* BEGIN RAW DATA *
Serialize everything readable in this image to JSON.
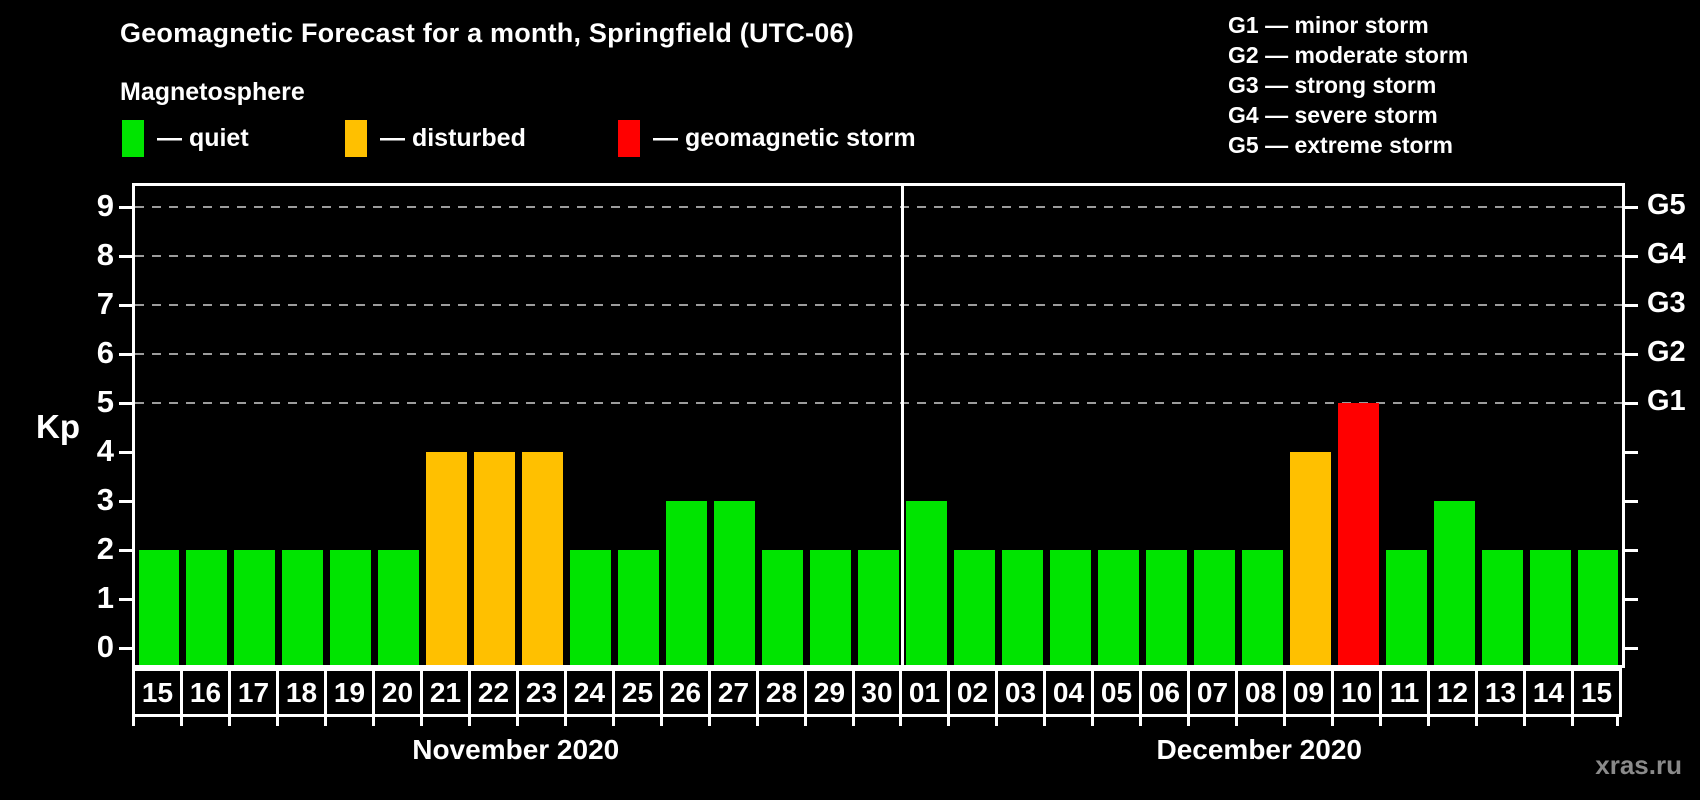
{
  "title": "Geomagnetic Forecast for a month, Springfield (UTC-06)",
  "subtitle": "Magnetosphere",
  "legend": {
    "items": [
      {
        "name": "quiet",
        "label": "— quiet",
        "color": "#00E400"
      },
      {
        "name": "disturbed",
        "label": "— disturbed",
        "color": "#FFC000"
      },
      {
        "name": "storm",
        "label": "— geomagnetic storm",
        "color": "#FF0000"
      }
    ]
  },
  "g_scale": [
    "G1 — minor storm",
    "G2 — moderate storm",
    "G3 — strong storm",
    "G4 — severe storm",
    "G5 — extreme storm"
  ],
  "watermark": "xras.ru",
  "chart_data": {
    "type": "bar",
    "title": "Geomagnetic Forecast for a month, Springfield (UTC-06)",
    "ylabel": "Kp",
    "ylim": [
      0,
      9
    ],
    "yticks": [
      0,
      1,
      2,
      3,
      4,
      5,
      6,
      7,
      8,
      9
    ],
    "gridlines": [
      5,
      6,
      7,
      8,
      9
    ],
    "grid_style": "dashed",
    "legend_position": "top-left",
    "right_axis_labels": [
      {
        "value": 5,
        "label": "G1"
      },
      {
        "value": 6,
        "label": "G2"
      },
      {
        "value": 7,
        "label": "G3"
      },
      {
        "value": 8,
        "label": "G4"
      },
      {
        "value": 9,
        "label": "G5"
      }
    ],
    "status_colors": {
      "quiet": "#00E400",
      "disturbed": "#FFC000",
      "storm": "#FF0000"
    },
    "months": [
      {
        "label": "November 2020",
        "bars": [
          {
            "day": "15",
            "kp": 2,
            "status": "quiet"
          },
          {
            "day": "16",
            "kp": 2,
            "status": "quiet"
          },
          {
            "day": "17",
            "kp": 2,
            "status": "quiet"
          },
          {
            "day": "18",
            "kp": 2,
            "status": "quiet"
          },
          {
            "day": "19",
            "kp": 2,
            "status": "quiet"
          },
          {
            "day": "20",
            "kp": 2,
            "status": "quiet"
          },
          {
            "day": "21",
            "kp": 4,
            "status": "disturbed"
          },
          {
            "day": "22",
            "kp": 4,
            "status": "disturbed"
          },
          {
            "day": "23",
            "kp": 4,
            "status": "disturbed"
          },
          {
            "day": "24",
            "kp": 2,
            "status": "quiet"
          },
          {
            "day": "25",
            "kp": 2,
            "status": "quiet"
          },
          {
            "day": "26",
            "kp": 3,
            "status": "quiet"
          },
          {
            "day": "27",
            "kp": 3,
            "status": "quiet"
          },
          {
            "day": "28",
            "kp": 2,
            "status": "quiet"
          },
          {
            "day": "29",
            "kp": 2,
            "status": "quiet"
          },
          {
            "day": "30",
            "kp": 2,
            "status": "quiet"
          }
        ]
      },
      {
        "label": "December 2020",
        "bars": [
          {
            "day": "01",
            "kp": 3,
            "status": "quiet"
          },
          {
            "day": "02",
            "kp": 2,
            "status": "quiet"
          },
          {
            "day": "03",
            "kp": 2,
            "status": "quiet"
          },
          {
            "day": "04",
            "kp": 2,
            "status": "quiet"
          },
          {
            "day": "05",
            "kp": 2,
            "status": "quiet"
          },
          {
            "day": "06",
            "kp": 2,
            "status": "quiet"
          },
          {
            "day": "07",
            "kp": 2,
            "status": "quiet"
          },
          {
            "day": "08",
            "kp": 2,
            "status": "quiet"
          },
          {
            "day": "09",
            "kp": 4,
            "status": "disturbed"
          },
          {
            "day": "10",
            "kp": 5,
            "status": "storm"
          },
          {
            "day": "11",
            "kp": 2,
            "status": "quiet"
          },
          {
            "day": "12",
            "kp": 3,
            "status": "quiet"
          },
          {
            "day": "13",
            "kp": 2,
            "status": "quiet"
          },
          {
            "day": "14",
            "kp": 2,
            "status": "quiet"
          },
          {
            "day": "15",
            "kp": 2,
            "status": "quiet"
          }
        ]
      }
    ]
  }
}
* END RAW DATA *
**TASK TO CARRY OUT**.
Give all the lines above again, character for character, without pictures.

**SOLUTION TO THE PROBLEM**.
Serialize everything readable in this image to JSON.
{
  "title": "Geomagnetic Forecast for a month, Springfield (UTC-06)",
  "subtitle": "Magnetosphere",
  "legend": {
    "items": [
      {
        "name": "quiet",
        "label": "— quiet",
        "color": "#00E400"
      },
      {
        "name": "disturbed",
        "label": "— disturbed",
        "color": "#FFC000"
      },
      {
        "name": "storm",
        "label": "— geomagnetic storm",
        "color": "#FF0000"
      }
    ]
  },
  "g_scale": [
    "G1 — minor storm",
    "G2 — moderate storm",
    "G3 — strong storm",
    "G4 — severe storm",
    "G5 — extreme storm"
  ],
  "watermark": "xras.ru",
  "chart_data": {
    "type": "bar",
    "title": "Geomagnetic Forecast for a month, Springfield (UTC-06)",
    "ylabel": "Kp",
    "ylim": [
      0,
      9
    ],
    "yticks": [
      0,
      1,
      2,
      3,
      4,
      5,
      6,
      7,
      8,
      9
    ],
    "gridlines": [
      5,
      6,
      7,
      8,
      9
    ],
    "grid_style": "dashed",
    "legend_position": "top-left",
    "right_axis_labels": [
      {
        "value": 5,
        "label": "G1"
      },
      {
        "value": 6,
        "label": "G2"
      },
      {
        "value": 7,
        "label": "G3"
      },
      {
        "value": 8,
        "label": "G4"
      },
      {
        "value": 9,
        "label": "G5"
      }
    ],
    "status_colors": {
      "quiet": "#00E400",
      "disturbed": "#FFC000",
      "storm": "#FF0000"
    },
    "months": [
      {
        "label": "November 2020",
        "bars": [
          {
            "day": "15",
            "kp": 2,
            "status": "quiet"
          },
          {
            "day": "16",
            "kp": 2,
            "status": "quiet"
          },
          {
            "day": "17",
            "kp": 2,
            "status": "quiet"
          },
          {
            "day": "18",
            "kp": 2,
            "status": "quiet"
          },
          {
            "day": "19",
            "kp": 2,
            "status": "quiet"
          },
          {
            "day": "20",
            "kp": 2,
            "status": "quiet"
          },
          {
            "day": "21",
            "kp": 4,
            "status": "disturbed"
          },
          {
            "day": "22",
            "kp": 4,
            "status": "disturbed"
          },
          {
            "day": "23",
            "kp": 4,
            "status": "disturbed"
          },
          {
            "day": "24",
            "kp": 2,
            "status": "quiet"
          },
          {
            "day": "25",
            "kp": 2,
            "status": "quiet"
          },
          {
            "day": "26",
            "kp": 3,
            "status": "quiet"
          },
          {
            "day": "27",
            "kp": 3,
            "status": "quiet"
          },
          {
            "day": "28",
            "kp": 2,
            "status": "quiet"
          },
          {
            "day": "29",
            "kp": 2,
            "status": "quiet"
          },
          {
            "day": "30",
            "kp": 2,
            "status": "quiet"
          }
        ]
      },
      {
        "label": "December 2020",
        "bars": [
          {
            "day": "01",
            "kp": 3,
            "status": "quiet"
          },
          {
            "day": "02",
            "kp": 2,
            "status": "quiet"
          },
          {
            "day": "03",
            "kp": 2,
            "status": "quiet"
          },
          {
            "day": "04",
            "kp": 2,
            "status": "quiet"
          },
          {
            "day": "05",
            "kp": 2,
            "status": "quiet"
          },
          {
            "day": "06",
            "kp": 2,
            "status": "quiet"
          },
          {
            "day": "07",
            "kp": 2,
            "status": "quiet"
          },
          {
            "day": "08",
            "kp": 2,
            "status": "quiet"
          },
          {
            "day": "09",
            "kp": 4,
            "status": "disturbed"
          },
          {
            "day": "10",
            "kp": 5,
            "status": "storm"
          },
          {
            "day": "11",
            "kp": 2,
            "status": "quiet"
          },
          {
            "day": "12",
            "kp": 3,
            "status": "quiet"
          },
          {
            "day": "13",
            "kp": 2,
            "status": "quiet"
          },
          {
            "day": "14",
            "kp": 2,
            "status": "quiet"
          },
          {
            "day": "15",
            "kp": 2,
            "status": "quiet"
          }
        ]
      }
    ]
  }
}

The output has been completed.